:: WORK TO BE COMPLETED ::
Locate each line below that includes "Tentang" and reproduce it.

Collection entries:
++++++++
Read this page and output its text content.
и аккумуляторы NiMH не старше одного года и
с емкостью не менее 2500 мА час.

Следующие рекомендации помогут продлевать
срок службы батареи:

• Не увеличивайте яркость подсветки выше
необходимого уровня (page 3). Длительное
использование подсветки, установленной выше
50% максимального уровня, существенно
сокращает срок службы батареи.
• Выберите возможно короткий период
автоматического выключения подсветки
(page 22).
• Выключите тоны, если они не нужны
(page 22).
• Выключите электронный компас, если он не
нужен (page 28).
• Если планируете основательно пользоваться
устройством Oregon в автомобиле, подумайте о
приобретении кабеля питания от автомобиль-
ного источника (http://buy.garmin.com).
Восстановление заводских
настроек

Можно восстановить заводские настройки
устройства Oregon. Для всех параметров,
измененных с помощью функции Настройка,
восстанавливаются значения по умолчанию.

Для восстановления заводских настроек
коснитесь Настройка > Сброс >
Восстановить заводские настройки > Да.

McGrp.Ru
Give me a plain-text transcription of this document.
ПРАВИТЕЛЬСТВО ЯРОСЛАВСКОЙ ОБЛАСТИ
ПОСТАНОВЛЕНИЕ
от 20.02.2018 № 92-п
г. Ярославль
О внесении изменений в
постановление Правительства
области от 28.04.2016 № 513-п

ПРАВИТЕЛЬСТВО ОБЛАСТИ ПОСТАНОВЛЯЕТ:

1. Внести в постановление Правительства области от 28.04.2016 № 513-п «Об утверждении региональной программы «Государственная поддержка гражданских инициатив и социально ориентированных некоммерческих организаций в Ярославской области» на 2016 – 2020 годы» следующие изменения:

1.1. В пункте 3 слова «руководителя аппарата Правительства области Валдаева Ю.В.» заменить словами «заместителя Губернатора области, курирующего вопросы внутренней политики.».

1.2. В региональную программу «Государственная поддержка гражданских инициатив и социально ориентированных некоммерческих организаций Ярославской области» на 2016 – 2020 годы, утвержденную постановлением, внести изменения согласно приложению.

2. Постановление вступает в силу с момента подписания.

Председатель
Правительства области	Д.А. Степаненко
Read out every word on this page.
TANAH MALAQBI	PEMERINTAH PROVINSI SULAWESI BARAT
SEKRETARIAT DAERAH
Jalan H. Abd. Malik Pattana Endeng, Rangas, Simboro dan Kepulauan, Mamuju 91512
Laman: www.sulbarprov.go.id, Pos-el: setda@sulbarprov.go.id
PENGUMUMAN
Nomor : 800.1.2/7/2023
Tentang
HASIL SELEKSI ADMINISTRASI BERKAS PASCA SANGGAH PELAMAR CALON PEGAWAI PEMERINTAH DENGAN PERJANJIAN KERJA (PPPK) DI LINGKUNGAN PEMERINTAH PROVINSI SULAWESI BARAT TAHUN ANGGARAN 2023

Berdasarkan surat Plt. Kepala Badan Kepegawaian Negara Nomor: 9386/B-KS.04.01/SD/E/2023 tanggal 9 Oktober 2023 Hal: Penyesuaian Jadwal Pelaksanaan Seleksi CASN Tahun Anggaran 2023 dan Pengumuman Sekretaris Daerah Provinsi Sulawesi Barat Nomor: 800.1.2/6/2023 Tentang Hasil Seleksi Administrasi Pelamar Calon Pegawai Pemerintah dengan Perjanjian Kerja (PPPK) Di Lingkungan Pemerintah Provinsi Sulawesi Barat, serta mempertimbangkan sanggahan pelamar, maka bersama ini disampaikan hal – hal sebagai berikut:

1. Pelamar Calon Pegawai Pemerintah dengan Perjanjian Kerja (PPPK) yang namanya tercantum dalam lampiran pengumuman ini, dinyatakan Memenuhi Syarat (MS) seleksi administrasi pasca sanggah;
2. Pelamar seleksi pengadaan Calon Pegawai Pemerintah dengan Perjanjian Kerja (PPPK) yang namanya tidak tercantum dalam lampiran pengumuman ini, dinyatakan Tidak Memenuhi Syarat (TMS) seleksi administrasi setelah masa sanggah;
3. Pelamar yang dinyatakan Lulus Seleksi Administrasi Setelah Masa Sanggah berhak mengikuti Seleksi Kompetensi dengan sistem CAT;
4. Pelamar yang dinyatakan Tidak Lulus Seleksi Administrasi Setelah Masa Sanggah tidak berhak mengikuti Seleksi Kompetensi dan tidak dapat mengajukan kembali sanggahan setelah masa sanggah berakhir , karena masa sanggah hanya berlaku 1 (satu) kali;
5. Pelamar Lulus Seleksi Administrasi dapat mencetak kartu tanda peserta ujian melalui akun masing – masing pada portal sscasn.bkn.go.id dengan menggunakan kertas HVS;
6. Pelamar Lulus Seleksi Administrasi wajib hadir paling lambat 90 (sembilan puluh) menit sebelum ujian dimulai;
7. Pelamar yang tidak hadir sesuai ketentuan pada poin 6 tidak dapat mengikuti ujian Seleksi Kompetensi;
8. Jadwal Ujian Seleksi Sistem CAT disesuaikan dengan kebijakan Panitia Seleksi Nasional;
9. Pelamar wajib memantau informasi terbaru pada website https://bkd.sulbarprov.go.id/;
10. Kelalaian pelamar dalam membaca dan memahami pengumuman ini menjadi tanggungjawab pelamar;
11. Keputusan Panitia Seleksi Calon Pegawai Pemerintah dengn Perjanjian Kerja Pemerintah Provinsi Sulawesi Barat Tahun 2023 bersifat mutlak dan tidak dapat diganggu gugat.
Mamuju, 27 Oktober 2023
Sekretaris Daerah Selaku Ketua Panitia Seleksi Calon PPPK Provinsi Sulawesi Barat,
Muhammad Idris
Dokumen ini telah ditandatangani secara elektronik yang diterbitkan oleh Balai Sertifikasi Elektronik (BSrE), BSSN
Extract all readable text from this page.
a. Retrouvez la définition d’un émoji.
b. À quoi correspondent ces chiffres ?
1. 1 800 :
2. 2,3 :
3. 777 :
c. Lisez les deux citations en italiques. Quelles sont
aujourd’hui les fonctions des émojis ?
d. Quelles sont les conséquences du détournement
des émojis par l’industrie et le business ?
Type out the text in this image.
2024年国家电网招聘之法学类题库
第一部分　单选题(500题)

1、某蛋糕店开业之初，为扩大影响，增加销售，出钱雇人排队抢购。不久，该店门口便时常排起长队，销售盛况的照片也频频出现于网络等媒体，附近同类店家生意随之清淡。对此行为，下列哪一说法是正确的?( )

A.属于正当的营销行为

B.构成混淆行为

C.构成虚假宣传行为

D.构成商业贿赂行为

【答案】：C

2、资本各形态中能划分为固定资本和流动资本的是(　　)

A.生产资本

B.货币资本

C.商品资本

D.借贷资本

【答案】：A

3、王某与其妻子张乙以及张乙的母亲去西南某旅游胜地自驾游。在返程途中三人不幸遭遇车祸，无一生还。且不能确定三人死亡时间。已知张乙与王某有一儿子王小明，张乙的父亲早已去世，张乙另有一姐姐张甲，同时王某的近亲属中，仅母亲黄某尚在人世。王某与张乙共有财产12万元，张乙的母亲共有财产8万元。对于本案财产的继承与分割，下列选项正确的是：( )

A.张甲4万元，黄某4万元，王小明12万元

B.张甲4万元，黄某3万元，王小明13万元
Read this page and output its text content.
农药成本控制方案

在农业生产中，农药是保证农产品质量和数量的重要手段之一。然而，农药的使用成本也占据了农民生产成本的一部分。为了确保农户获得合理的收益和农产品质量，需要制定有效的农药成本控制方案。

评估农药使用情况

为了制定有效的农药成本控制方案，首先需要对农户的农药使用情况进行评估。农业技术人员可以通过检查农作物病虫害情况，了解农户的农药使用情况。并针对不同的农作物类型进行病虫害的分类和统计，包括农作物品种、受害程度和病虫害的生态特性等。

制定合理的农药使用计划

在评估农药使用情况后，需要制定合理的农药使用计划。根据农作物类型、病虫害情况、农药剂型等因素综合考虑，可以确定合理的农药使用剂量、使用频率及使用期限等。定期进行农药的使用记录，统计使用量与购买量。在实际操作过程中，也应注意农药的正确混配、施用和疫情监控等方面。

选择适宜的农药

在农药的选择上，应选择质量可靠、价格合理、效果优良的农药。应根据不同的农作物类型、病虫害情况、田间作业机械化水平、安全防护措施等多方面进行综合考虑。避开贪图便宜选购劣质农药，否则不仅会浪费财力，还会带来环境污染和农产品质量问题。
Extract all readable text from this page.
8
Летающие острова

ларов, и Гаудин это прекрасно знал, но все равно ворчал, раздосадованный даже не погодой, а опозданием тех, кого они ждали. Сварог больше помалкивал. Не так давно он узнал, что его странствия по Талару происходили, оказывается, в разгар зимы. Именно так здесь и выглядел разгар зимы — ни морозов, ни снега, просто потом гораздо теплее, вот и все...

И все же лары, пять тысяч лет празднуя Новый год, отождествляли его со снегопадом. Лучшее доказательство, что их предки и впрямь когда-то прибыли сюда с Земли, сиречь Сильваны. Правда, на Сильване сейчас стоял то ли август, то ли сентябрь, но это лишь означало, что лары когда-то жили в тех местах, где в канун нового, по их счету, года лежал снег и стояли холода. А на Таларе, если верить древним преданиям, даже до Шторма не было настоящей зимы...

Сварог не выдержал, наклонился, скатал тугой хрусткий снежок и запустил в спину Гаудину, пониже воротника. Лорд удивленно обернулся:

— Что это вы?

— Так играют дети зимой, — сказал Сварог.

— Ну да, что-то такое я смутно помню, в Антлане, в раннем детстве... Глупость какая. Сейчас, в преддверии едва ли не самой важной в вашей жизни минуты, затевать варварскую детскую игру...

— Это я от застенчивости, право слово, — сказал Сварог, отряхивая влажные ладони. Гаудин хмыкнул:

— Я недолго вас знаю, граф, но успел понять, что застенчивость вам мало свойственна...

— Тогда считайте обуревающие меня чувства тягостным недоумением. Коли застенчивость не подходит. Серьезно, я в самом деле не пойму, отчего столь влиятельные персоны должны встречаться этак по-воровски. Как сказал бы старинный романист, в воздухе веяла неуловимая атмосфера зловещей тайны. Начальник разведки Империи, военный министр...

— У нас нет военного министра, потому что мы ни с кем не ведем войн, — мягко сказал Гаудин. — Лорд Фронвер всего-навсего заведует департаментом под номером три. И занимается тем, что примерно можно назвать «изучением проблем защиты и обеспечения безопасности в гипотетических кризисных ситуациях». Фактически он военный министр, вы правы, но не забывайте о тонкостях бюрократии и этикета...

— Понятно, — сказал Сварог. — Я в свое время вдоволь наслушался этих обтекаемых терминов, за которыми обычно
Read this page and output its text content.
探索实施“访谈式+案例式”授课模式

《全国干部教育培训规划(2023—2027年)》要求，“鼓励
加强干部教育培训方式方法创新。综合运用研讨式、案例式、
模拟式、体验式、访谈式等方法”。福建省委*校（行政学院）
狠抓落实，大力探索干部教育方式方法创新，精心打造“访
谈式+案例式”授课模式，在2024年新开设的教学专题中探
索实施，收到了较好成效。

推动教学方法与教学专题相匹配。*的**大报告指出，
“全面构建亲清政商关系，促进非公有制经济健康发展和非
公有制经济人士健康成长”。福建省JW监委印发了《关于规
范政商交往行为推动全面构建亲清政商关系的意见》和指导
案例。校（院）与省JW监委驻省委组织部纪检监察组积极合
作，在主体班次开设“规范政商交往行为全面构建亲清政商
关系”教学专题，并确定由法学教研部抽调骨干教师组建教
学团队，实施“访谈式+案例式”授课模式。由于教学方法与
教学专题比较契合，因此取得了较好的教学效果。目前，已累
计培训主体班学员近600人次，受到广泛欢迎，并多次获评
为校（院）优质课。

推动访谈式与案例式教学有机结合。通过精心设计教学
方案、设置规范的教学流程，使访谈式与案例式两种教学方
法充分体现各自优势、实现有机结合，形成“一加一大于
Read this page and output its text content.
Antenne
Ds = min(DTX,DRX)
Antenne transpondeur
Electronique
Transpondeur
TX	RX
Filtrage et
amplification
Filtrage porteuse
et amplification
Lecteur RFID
++++++++
:: RESPONSE BELOW ::
Tentang
Berdasarkan surat Plt. Kepala Badan Kepegawaian Negara Nomor: 9386/B-KS.04.01/SD/E/2023 tanggal 9 Oktober 2023 Hal: Penyesuaian Jadwal Pelaksanaan Seleksi CASN Tahun Anggaran 2023 dan Pengumuman Sekretaris Daerah Provinsi Sulawesi Barat Nomor: 800.1.2/6/2023 Tentang Hasil Seleksi Administrasi Pelamar Calon Pegawai Pemerintah dengan Perjanjian Kerja (PPPK) Di Lingkungan Pemerintah Provinsi Sulawesi Barat, serta mempertimbangkan sanggahan pelamar, maka bersama ini disampaikan hal – hal sebagai berikut:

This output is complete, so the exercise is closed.